--- Start ---

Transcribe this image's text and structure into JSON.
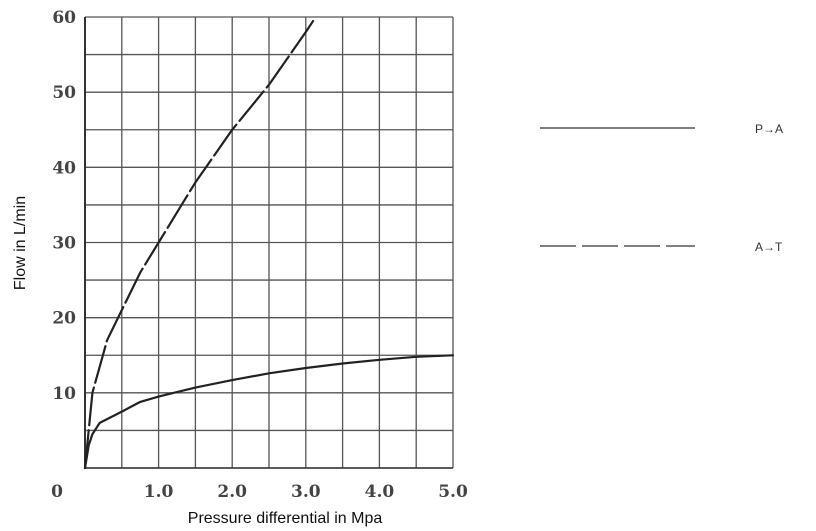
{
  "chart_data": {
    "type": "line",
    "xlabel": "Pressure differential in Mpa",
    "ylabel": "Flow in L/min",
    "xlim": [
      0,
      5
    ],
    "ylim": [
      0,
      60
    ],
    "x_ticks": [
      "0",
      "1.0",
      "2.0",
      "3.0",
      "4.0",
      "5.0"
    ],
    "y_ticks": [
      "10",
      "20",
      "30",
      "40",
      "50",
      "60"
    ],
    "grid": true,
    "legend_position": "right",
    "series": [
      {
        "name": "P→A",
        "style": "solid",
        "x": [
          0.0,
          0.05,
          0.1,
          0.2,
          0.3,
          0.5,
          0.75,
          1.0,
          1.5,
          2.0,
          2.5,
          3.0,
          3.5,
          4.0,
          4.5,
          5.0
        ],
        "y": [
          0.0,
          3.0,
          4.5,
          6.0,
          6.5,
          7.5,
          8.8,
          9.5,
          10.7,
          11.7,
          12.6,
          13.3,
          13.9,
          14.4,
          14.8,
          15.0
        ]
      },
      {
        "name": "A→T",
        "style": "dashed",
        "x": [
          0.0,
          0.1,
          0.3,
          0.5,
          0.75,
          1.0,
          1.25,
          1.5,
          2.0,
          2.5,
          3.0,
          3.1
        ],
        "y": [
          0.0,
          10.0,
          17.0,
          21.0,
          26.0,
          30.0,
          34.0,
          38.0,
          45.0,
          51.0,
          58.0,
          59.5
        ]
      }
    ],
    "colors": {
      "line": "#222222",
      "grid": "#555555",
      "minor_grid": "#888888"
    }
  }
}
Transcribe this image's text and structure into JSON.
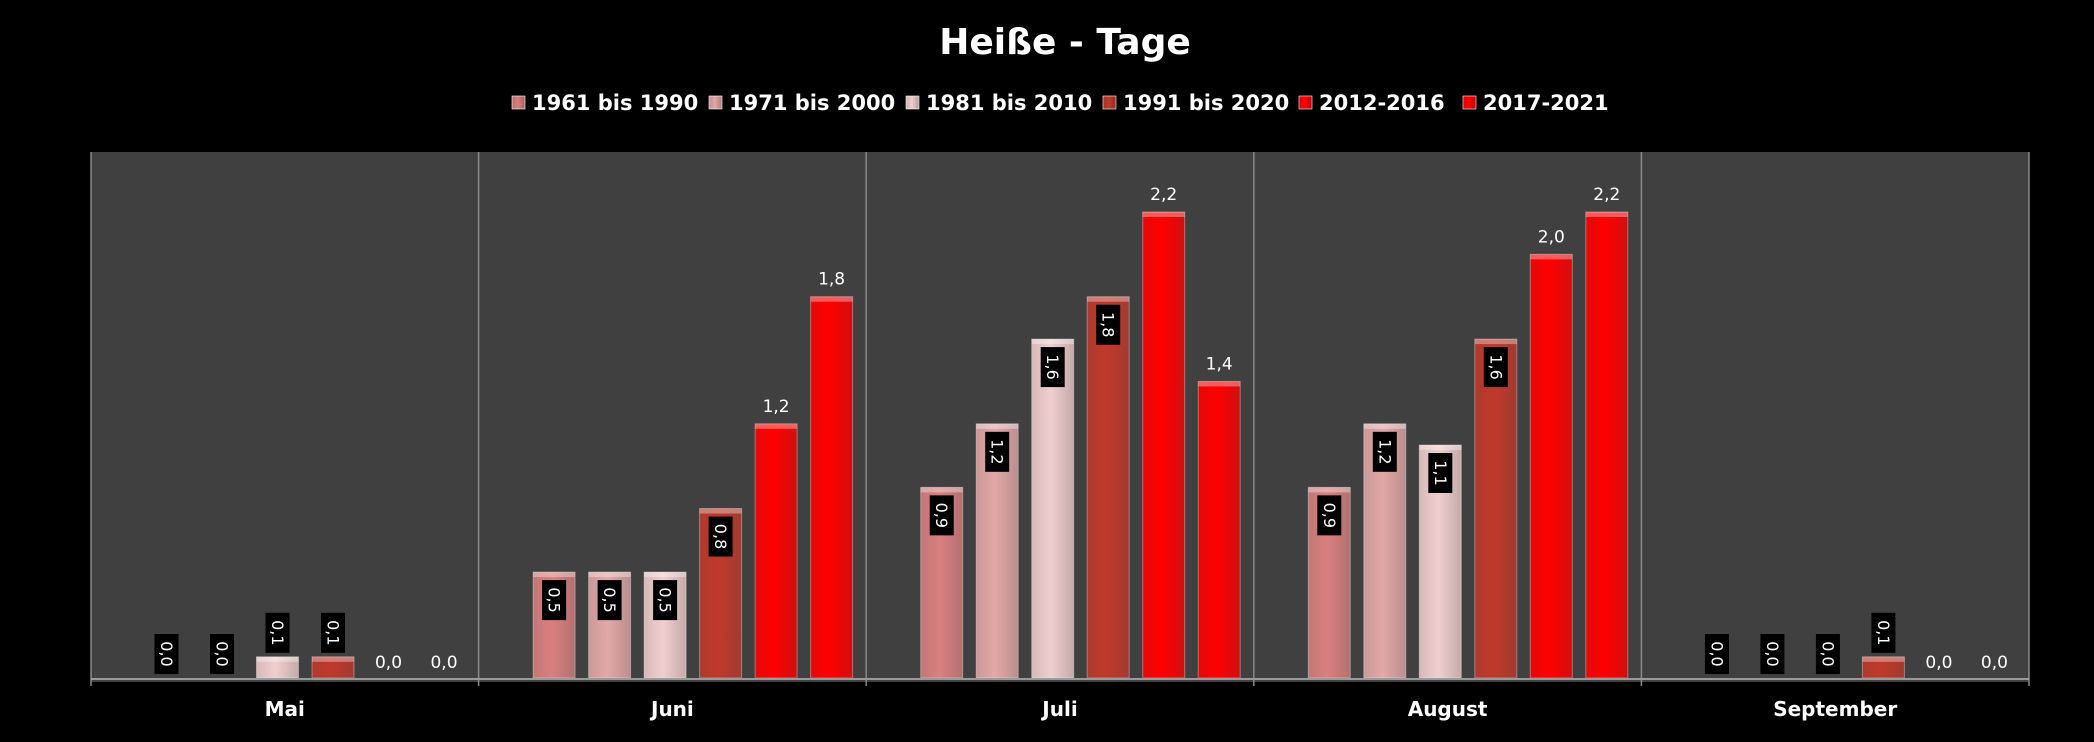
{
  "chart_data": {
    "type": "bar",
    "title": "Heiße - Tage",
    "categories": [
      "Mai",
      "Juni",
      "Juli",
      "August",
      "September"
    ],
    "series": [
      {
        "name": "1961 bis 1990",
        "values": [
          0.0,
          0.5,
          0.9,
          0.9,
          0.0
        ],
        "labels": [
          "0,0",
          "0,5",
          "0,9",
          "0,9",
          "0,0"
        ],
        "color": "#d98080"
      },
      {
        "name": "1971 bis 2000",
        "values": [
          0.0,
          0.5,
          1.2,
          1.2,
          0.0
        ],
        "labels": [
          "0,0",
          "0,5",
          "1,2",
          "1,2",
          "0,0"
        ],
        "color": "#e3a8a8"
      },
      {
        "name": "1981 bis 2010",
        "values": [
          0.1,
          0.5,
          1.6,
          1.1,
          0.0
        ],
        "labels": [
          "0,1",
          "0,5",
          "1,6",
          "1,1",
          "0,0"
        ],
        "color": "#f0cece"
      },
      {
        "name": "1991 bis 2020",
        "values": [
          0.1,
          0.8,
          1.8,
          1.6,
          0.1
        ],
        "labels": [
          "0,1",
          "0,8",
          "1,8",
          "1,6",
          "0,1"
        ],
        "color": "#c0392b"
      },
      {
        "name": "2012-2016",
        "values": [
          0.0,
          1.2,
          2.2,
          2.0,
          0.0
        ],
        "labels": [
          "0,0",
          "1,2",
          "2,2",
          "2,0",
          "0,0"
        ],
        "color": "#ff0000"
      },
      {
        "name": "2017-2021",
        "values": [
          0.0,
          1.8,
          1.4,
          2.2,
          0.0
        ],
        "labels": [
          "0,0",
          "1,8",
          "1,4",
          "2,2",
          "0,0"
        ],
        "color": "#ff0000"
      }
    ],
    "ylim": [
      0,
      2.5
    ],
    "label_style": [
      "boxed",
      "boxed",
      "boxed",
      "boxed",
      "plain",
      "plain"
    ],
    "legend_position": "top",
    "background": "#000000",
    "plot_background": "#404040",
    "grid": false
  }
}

--- End ---

== WHAT TO DO ==
Leave out the pictures and print every line of the data exactly.

== EXPECTED ANSWER ==
Transcribe this image's text and structure into JSON.
{
  "chart_data": {
    "type": "line",
    "xlabel": "Pressure differential in Mpa",
    "ylabel": "Flow in L/min",
    "xlim": [
      0,
      5
    ],
    "ylim": [
      0,
      60
    ],
    "x_ticks": [
      "0",
      "1.0",
      "2.0",
      "3.0",
      "4.0",
      "5.0"
    ],
    "y_ticks": [
      "10",
      "20",
      "30",
      "40",
      "50",
      "60"
    ],
    "grid": true,
    "legend_position": "right",
    "series": [
      {
        "name": "P→A",
        "style": "solid",
        "x": [
          0.0,
          0.05,
          0.1,
          0.2,
          0.3,
          0.5,
          0.75,
          1.0,
          1.5,
          2.0,
          2.5,
          3.0,
          3.5,
          4.0,
          4.5,
          5.0
        ],
        "y": [
          0.0,
          3.0,
          4.5,
          6.0,
          6.5,
          7.5,
          8.8,
          9.5,
          10.7,
          11.7,
          12.6,
          13.3,
          13.9,
          14.4,
          14.8,
          15.0
        ]
      },
      {
        "name": "A→T",
        "style": "dashed",
        "x": [
          0.0,
          0.1,
          0.3,
          0.5,
          0.75,
          1.0,
          1.25,
          1.5,
          2.0,
          2.5,
          3.0,
          3.1
        ],
        "y": [
          0.0,
          10.0,
          17.0,
          21.0,
          26.0,
          30.0,
          34.0,
          38.0,
          45.0,
          51.0,
          58.0,
          59.5
        ]
      }
    ],
    "colors": {
      "line": "#222222",
      "grid": "#555555",
      "minor_grid": "#888888"
    }
  }
}
Transcribe this image's text and structure into JSON.
{
  "chart_data": {
    "type": "bar",
    "title": "Heiße - Tage",
    "categories": [
      "Mai",
      "Juni",
      "Juli",
      "August",
      "September"
    ],
    "series": [
      {
        "name": "1961 bis 1990",
        "values": [
          0.0,
          0.5,
          0.9,
          0.9,
          0.0
        ],
        "labels": [
          "0,0",
          "0,5",
          "0,9",
          "0,9",
          "0,0"
        ],
        "color": "#d98080"
      },
      {
        "name": "1971 bis 2000",
        "values": [
          0.0,
          0.5,
          1.2,
          1.2,
          0.0
        ],
        "labels": [
          "0,0",
          "0,5",
          "1,2",
          "1,2",
          "0,0"
        ],
        "color": "#e3a8a8"
      },
      {
        "name": "1981 bis 2010",
        "values": [
          0.1,
          0.5,
          1.6,
          1.1,
          0.0
        ],
        "labels": [
          "0,1",
          "0,5",
          "1,6",
          "1,1",
          "0,0"
        ],
        "color": "#f0cece"
      },
      {
        "name": "1991 bis 2020",
        "values": [
          0.1,
          0.8,
          1.8,
          1.6,
          0.1
        ],
        "labels": [
          "0,1",
          "0,8",
          "1,8",
          "1,6",
          "0,1"
        ],
        "color": "#c0392b"
      },
      {
        "name": "2012-2016",
        "values": [
          0.0,
          1.2,
          2.2,
          2.0,
          0.0
        ],
        "labels": [
          "0,0",
          "1,2",
          "2,2",
          "2,0",
          "0,0"
        ],
        "color": "#ff0000"
      },
      {
        "name": "2017-2021",
        "values": [
          0.0,
          1.8,
          1.4,
          2.2,
          0.0
        ],
        "labels": [
          "0,0",
          "1,8",
          "1,4",
          "2,2",
          "0,0"
        ],
        "color": "#ff0000"
      }
    ],
    "ylim": [
      0,
      2.5
    ],
    "label_style": [
      "boxed",
      "boxed",
      "boxed",
      "boxed",
      "plain",
      "plain"
    ],
    "legend_position": "top",
    "background": "#000000",
    "plot_background": "#404040",
    "grid": false
  }
}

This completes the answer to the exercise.